The exercise:
Write out all the data again, exactly as it stands.

________________________________________

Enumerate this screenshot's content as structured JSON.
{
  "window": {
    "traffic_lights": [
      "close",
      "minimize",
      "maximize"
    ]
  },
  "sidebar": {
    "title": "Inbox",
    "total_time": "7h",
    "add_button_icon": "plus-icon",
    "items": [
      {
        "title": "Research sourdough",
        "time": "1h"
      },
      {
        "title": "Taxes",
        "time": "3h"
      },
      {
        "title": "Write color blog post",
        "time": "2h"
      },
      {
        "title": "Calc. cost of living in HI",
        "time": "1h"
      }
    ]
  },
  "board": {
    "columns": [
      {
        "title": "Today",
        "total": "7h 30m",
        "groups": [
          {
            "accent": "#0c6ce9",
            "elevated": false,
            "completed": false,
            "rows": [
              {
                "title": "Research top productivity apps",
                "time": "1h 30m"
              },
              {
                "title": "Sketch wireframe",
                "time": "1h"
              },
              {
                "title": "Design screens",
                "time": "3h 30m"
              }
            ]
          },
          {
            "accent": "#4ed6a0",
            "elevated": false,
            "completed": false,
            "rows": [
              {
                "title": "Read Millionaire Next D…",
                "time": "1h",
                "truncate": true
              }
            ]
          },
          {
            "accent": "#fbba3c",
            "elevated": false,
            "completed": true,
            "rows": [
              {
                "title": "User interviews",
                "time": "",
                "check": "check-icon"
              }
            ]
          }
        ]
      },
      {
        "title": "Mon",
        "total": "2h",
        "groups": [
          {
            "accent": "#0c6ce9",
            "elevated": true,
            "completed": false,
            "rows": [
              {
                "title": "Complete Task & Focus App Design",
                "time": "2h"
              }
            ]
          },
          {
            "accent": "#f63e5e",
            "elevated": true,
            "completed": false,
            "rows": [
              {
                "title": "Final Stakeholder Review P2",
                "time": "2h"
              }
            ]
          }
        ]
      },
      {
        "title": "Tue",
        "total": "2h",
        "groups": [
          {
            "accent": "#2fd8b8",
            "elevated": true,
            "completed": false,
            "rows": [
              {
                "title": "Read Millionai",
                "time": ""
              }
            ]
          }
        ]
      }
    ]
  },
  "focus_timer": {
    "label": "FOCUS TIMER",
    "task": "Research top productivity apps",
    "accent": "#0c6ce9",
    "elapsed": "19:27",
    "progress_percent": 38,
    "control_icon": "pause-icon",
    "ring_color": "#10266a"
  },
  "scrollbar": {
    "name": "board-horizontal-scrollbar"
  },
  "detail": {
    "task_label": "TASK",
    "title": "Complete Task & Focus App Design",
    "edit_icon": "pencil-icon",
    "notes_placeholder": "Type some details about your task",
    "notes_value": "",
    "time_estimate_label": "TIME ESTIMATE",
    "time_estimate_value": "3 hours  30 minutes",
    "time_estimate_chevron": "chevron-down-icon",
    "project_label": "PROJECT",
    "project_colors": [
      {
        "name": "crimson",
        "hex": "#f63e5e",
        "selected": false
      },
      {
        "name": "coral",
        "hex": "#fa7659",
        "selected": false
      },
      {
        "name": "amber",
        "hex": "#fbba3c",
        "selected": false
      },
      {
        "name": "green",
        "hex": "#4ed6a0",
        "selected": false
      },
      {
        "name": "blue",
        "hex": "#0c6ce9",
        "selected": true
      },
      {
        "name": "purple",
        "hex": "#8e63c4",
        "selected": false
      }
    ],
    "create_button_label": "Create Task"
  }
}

________________________________________

Completed exercise:
Enumerate this screenshot's content as structured JSON.
{
  "window": {
    "traffic_lights": [
      "close",
      "minimize",
      "maximize"
    ]
  },
  "sidebar": {
    "title": "Inbox",
    "total_time": "7h",
    "add_button_icon": "plus-icon",
    "items": [
      {
        "title": "Research sourdough",
        "time": "1h"
      },
      {
        "title": "Taxes",
        "time": "3h"
      },
      {
        "title": "Write color blog post",
        "time": "2h"
      },
      {
        "title": "Calc. cost of living in HI",
        "time": "1h"
      }
    ]
  },
  "board": {
    "columns": [
      {
        "title": "Today",
        "total": "7h 30m",
        "groups": [
          {
            "accent": "#0c6ce9",
            "elevated": false,
            "completed": false,
            "rows": [
              {
                "title": "Research top productivity apps",
                "time": "1h 30m"
              },
              {
                "title": "Sketch wireframe",
                "time": "1h"
              },
              {
                "title": "Design screens",
                "time": "3h 30m"
              }
            ]
          },
          {
            "accent": "#4ed6a0",
            "elevated": false,
            "completed": false,
            "rows": [
              {
                "title": "Read Millionaire Next D…",
                "time": "1h",
                "truncate": true
              }
            ]
          },
          {
            "accent": "#fbba3c",
            "elevated": false,
            "completed": true,
            "rows": [
              {
                "title": "User interviews",
                "time": "",
                "check": "check-icon"
              }
            ]
          }
        ]
      },
      {
        "title": "Mon",
        "total": "2h",
        "groups": [
          {
            "accent": "#0c6ce9",
            "elevated": true,
            "completed": false,
            "rows": [
              {
                "title": "Complete Task & Focus App Design",
                "time": "2h"
              }
            ]
          },
          {
            "accent": "#f63e5e",
            "elevated": true,
            "completed": false,
            "rows": [
              {
                "title": "Final Stakeholder Review P2",
                "time": "2h"
              }
            ]
          }
        ]
      },
      {
        "title": "Tue",
        "total": "2h",
        "groups": [
          {
            "accent": "#2fd8b8",
            "elevated": true,
            "completed": false,
            "rows": [
              {
                "title": "Read Millionai",
                "time": ""
              }
            ]
          }
        ]
      }
    ]
  },
  "focus_timer": {
    "label": "FOCUS TIMER",
    "task": "Research top productivity apps",
    "accent": "#0c6ce9",
    "elapsed": "19:27",
    "progress_percent": 38,
    "control_icon": "pause-icon",
    "ring_color": "#10266a"
  },
  "scrollbar": {
    "name": "board-horizontal-scrollbar"
  },
  "detail": {
    "task_label": "TASK",
    "title": "Complete Task & Focus App Design",
    "edit_icon": "pencil-icon",
    "notes_placeholder": "Type some details about your task",
    "notes_value": "",
    "time_estimate_label": "TIME ESTIMATE",
    "time_estimate_value": "3 hours  30 minutes",
    "time_estimate_chevron": "chevron-down-icon",
    "project_label": "PROJECT",
    "project_colors": [
      {
        "name": "crimson",
        "hex": "#f63e5e",
        "selected": false
      },
      {
        "name": "coral",
        "hex": "#fa7659",
        "selected": false
      },
      {
        "name": "amber",
        "hex": "#fbba3c",
        "selected": false
      },
      {
        "name": "green",
        "hex": "#4ed6a0",
        "selected": false
      },
      {
        "name": "blue",
        "hex": "#0c6ce9",
        "selected": true
      },
      {
        "name": "purple",
        "hex": "#8e63c4",
        "selected": false
      }
    ],
    "create_button_label": "Create Task"
  }
}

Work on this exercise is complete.